PROBLEM: Copy the lines that follow, keeping every character the same.

** BEGIN ENTRIES SHOWN **

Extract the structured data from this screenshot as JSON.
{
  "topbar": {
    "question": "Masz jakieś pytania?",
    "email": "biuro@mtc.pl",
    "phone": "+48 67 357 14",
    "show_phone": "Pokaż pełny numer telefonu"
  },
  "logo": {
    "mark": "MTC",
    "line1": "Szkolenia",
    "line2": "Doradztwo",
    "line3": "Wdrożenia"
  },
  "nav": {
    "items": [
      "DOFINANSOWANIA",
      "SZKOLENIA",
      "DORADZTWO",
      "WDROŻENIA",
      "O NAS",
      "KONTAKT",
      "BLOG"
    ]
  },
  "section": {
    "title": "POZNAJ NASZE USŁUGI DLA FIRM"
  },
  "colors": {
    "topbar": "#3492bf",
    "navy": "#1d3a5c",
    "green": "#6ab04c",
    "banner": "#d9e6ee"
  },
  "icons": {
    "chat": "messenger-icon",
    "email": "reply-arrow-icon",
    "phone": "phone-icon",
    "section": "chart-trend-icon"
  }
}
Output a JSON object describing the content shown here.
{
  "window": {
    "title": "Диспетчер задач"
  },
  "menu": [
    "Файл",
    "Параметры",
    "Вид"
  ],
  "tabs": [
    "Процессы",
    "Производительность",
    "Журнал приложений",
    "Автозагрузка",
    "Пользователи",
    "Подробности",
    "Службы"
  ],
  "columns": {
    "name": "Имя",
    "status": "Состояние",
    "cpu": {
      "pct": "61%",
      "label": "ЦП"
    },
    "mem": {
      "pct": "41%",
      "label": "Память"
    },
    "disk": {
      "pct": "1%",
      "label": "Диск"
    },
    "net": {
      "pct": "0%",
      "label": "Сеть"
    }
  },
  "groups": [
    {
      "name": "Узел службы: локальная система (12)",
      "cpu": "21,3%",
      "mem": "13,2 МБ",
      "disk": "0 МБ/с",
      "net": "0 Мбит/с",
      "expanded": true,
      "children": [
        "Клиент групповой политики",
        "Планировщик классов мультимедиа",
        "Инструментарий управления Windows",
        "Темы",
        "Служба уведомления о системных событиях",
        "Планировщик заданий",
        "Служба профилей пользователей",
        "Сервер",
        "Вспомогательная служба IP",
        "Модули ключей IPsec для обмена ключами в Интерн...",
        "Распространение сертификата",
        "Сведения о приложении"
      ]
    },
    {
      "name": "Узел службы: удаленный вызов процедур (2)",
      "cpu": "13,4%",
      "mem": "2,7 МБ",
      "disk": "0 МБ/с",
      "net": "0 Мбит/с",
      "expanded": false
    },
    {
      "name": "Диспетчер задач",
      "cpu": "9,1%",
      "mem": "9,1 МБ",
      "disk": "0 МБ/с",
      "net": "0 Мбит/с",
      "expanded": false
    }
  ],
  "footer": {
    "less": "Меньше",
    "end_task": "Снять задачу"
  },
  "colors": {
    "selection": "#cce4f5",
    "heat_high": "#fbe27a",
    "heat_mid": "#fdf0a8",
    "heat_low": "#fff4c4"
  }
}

** END ENTRIES SHOWN **

ANSWER TO THIS EXERCISE:
Extract the structured data from this screenshot as JSON.
{
  "topbar": {
    "question": "Masz jakieś pytania?",
    "email": "biuro@mtc.pl",
    "phone": "+48 67 357 14",
    "show_phone": "Pokaż pełny numer telefonu"
  },
  "logo": {
    "mark": "MTC",
    "line1": "Szkolenia",
    "line2": "Doradztwo",
    "line3": "Wdrożenia"
  },
  "nav": {
    "items": [
      "DOFINANSOWANIA",
      "SZKOLENIA",
      "DORADZTWO",
      "WDROŻENIA",
      "O NAS",
      "KONTAKT",
      "BLOG"
    ]
  },
  "section": {
    "title": "POZNAJ NASZE USŁUGI DLA FIRM"
  },
  "colors": {
    "topbar": "#3492bf",
    "navy": "#1d3a5c",
    "green": "#6ab04c",
    "banner": "#d9e6ee"
  },
  "icons": {
    "chat": "messenger-icon",
    "email": "reply-arrow-icon",
    "phone": "phone-icon",
    "section": "chart-trend-icon"
  }
}
Output a JSON object describing the content shown here.
{
  "window": {
    "title": "Диспетчер задач"
  },
  "menu": [
    "Файл",
    "Параметры",
    "Вид"
  ],
  "tabs": [
    "Процессы",
    "Производительность",
    "Журнал приложений",
    "Автозагрузка",
    "Пользователи",
    "Подробности",
    "Службы"
  ],
  "columns": {
    "name": "Имя",
    "status": "Состояние",
    "cpu": {
      "pct": "61%",
      "label": "ЦП"
    },
    "mem": {
      "pct": "41%",
      "label": "Память"
    },
    "disk": {
      "pct": "1%",
      "label": "Диск"
    },
    "net": {
      "pct": "0%",
      "label": "Сеть"
    }
  },
  "groups": [
    {
      "name": "Узел службы: локальная система (12)",
      "cpu": "21,3%",
      "mem": "13,2 МБ",
      "disk": "0 МБ/с",
      "net": "0 Мбит/с",
      "expanded": true,
      "children": [
        "Клиент групповой политики",
        "Планировщик классов мультимедиа",
        "Инструментарий управления Windows",
        "Темы",
        "Служба уведомления о системных событиях",
        "Планировщик заданий",
        "Служба профилей пользователей",
        "Сервер",
        "Вспомогательная служба IP",
        "Модули ключей IPsec для обмена ключами в Интерн...",
        "Распространение сертификата",
        "Сведения о приложении"
      ]
    },
    {
      "name": "Узел службы: удаленный вызов процедур (2)",
      "cpu": "13,4%",
      "mem": "2,7 МБ",
      "disk": "0 МБ/с",
      "net": "0 Мбит/с",
      "expanded": false
    },
    {
      "name": "Диспетчер задач",
      "cpu": "9,1%",
      "mem": "9,1 МБ",
      "disk": "0 МБ/с",
      "net": "0 Мбит/с",
      "expanded": false
    }
  ],
  "footer": {
    "less": "Меньше",
    "end_task": "Снять задачу"
  },
  "colors": {
    "selection": "#cce4f5",
    "heat_high": "#fbe27a",
    "heat_mid": "#fdf0a8",
    "heat_low": "#fff4c4"
  }
}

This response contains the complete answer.